INSTRUCTION: Quote the whole listing word for word, please.

----

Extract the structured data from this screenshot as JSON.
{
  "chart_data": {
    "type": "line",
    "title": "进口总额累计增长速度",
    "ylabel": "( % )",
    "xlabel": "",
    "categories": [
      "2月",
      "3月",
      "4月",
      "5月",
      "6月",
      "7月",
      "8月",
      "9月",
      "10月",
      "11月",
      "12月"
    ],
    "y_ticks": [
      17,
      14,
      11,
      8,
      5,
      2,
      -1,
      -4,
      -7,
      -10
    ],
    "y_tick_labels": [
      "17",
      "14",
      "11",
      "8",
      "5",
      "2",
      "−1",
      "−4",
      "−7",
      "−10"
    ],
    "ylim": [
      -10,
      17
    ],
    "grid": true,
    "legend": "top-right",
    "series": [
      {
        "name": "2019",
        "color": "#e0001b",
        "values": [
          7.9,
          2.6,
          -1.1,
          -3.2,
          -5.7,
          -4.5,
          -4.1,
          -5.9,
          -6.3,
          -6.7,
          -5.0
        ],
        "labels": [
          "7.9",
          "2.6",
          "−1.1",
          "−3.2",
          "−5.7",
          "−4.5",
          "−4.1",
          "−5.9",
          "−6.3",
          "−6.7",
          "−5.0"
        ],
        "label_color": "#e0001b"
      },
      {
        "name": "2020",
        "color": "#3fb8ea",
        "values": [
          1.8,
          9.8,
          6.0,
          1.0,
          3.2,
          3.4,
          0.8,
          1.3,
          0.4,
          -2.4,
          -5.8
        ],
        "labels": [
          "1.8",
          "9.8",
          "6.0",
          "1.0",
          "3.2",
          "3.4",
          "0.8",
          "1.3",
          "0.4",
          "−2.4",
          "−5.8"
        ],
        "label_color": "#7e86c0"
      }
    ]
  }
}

----

ANSWER TO THE PROBLEM:
Extract the structured data from this screenshot as JSON.
{
  "chart_data": {
    "type": "line",
    "title": "进口总额累计增长速度",
    "ylabel": "( % )",
    "xlabel": "",
    "categories": [
      "2月",
      "3月",
      "4月",
      "5月",
      "6月",
      "7月",
      "8月",
      "9月",
      "10月",
      "11月",
      "12月"
    ],
    "y_ticks": [
      17,
      14,
      11,
      8,
      5,
      2,
      -1,
      -4,
      -7,
      -10
    ],
    "y_tick_labels": [
      "17",
      "14",
      "11",
      "8",
      "5",
      "2",
      "−1",
      "−4",
      "−7",
      "−10"
    ],
    "ylim": [
      -10,
      17
    ],
    "grid": true,
    "legend": "top-right",
    "series": [
      {
        "name": "2019",
        "color": "#e0001b",
        "values": [
          7.9,
          2.6,
          -1.1,
          -3.2,
          -5.7,
          -4.5,
          -4.1,
          -5.9,
          -6.3,
          -6.7,
          -5.0
        ],
        "labels": [
          "7.9",
          "2.6",
          "−1.1",
          "−3.2",
          "−5.7",
          "−4.5",
          "−4.1",
          "−5.9",
          "−6.3",
          "−6.7",
          "−5.0"
        ],
        "label_color": "#e0001b"
      },
      {
        "name": "2020",
        "color": "#3fb8ea",
        "values": [
          1.8,
          9.8,
          6.0,
          1.0,
          3.2,
          3.4,
          0.8,
          1.3,
          0.4,
          -2.4,
          -5.8
        ],
        "labels": [
          "1.8",
          "9.8",
          "6.0",
          "1.0",
          "3.2",
          "3.4",
          "0.8",
          "1.3",
          "0.4",
          "−2.4",
          "−5.8"
        ],
        "label_color": "#7e86c0"
      }
    ]
  }
}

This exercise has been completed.